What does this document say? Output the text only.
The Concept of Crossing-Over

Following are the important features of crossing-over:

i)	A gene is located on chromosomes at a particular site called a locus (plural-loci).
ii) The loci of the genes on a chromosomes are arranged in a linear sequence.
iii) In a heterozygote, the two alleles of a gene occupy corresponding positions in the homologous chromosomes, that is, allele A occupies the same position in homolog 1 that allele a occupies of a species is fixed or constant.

------------------------------------

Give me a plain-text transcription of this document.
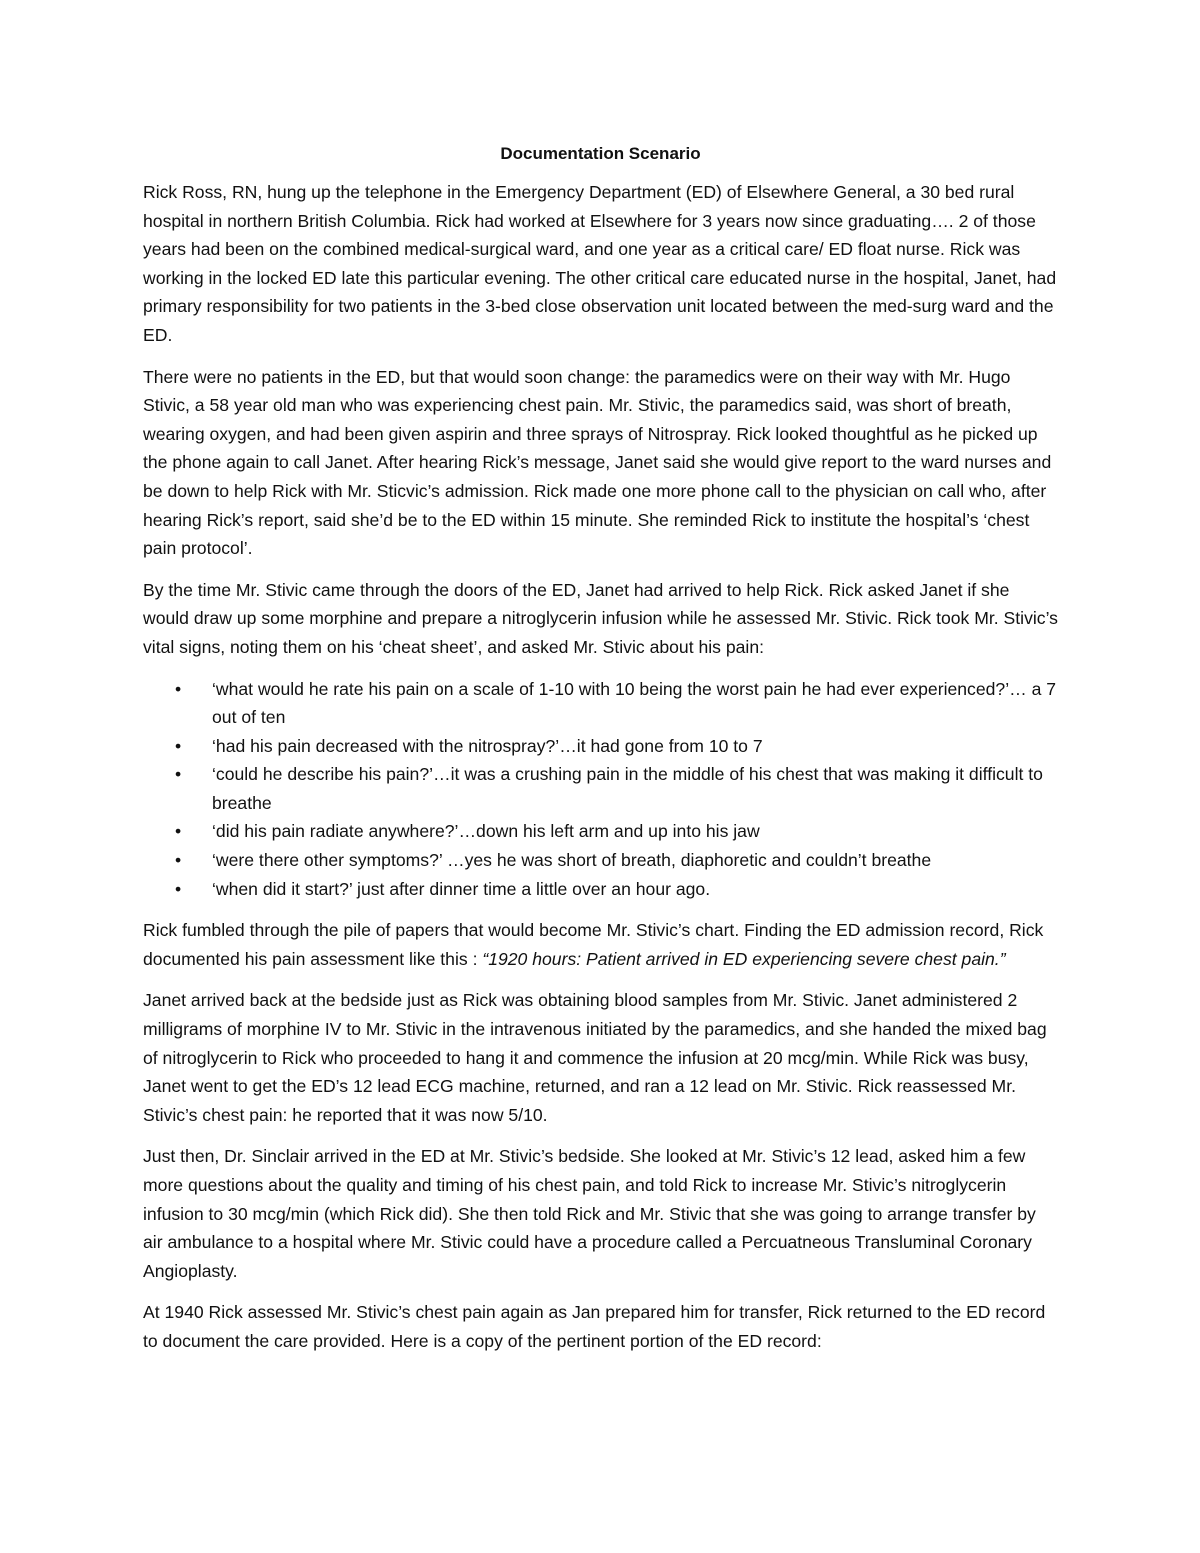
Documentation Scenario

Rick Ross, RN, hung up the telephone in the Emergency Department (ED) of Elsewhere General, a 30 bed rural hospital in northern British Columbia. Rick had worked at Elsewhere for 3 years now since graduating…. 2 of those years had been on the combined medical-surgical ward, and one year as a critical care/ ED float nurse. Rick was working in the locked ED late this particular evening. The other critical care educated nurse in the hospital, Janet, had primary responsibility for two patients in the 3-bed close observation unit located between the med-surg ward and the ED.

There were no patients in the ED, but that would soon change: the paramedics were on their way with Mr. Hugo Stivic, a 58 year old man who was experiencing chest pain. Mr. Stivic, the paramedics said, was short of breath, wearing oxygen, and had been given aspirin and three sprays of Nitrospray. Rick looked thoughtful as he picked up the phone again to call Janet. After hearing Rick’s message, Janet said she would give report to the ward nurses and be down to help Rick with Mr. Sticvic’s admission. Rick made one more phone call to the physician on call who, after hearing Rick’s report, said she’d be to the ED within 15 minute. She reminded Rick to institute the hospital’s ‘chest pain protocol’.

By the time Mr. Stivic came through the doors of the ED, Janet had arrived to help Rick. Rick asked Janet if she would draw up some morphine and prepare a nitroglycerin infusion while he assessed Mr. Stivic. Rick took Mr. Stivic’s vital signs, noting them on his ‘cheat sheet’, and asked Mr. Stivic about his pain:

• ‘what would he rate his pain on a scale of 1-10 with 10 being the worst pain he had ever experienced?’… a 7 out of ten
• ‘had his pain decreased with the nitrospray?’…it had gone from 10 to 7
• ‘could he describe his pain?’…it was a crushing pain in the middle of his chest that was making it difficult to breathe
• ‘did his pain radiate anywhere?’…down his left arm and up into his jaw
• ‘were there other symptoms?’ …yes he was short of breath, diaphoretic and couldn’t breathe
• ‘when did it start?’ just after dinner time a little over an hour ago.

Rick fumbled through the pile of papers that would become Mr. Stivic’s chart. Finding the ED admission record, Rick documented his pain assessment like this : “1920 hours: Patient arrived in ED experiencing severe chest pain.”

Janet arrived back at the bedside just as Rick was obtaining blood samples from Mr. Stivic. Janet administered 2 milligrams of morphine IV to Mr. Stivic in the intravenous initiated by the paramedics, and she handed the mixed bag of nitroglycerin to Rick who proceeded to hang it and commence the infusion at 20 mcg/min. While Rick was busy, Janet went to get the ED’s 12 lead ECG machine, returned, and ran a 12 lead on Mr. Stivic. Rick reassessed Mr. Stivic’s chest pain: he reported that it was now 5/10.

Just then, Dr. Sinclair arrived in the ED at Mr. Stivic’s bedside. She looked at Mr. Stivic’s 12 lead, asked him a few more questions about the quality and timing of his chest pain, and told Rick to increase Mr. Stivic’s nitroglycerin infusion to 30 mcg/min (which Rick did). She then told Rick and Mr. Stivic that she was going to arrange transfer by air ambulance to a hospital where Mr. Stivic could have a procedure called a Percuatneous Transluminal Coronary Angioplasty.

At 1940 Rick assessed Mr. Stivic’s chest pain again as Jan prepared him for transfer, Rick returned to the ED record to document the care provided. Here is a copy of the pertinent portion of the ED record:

------------------------------------

Work to complete = Search the data for the word "chromosomes" and copy each line where it appears.

Reply =
i)	A gene is located on chromosomes at a particular site called a locus (plural-loci).
ii) The loci of the genes on a chromosomes are arranged in a linear sequence.
iii) In a heterozygote, the two alleles of a gene occupy corresponding positions in the homologous chromosomes, that is, allele A occupies the same position in homolog 1 that allele a occupies of a species is fixed or constant.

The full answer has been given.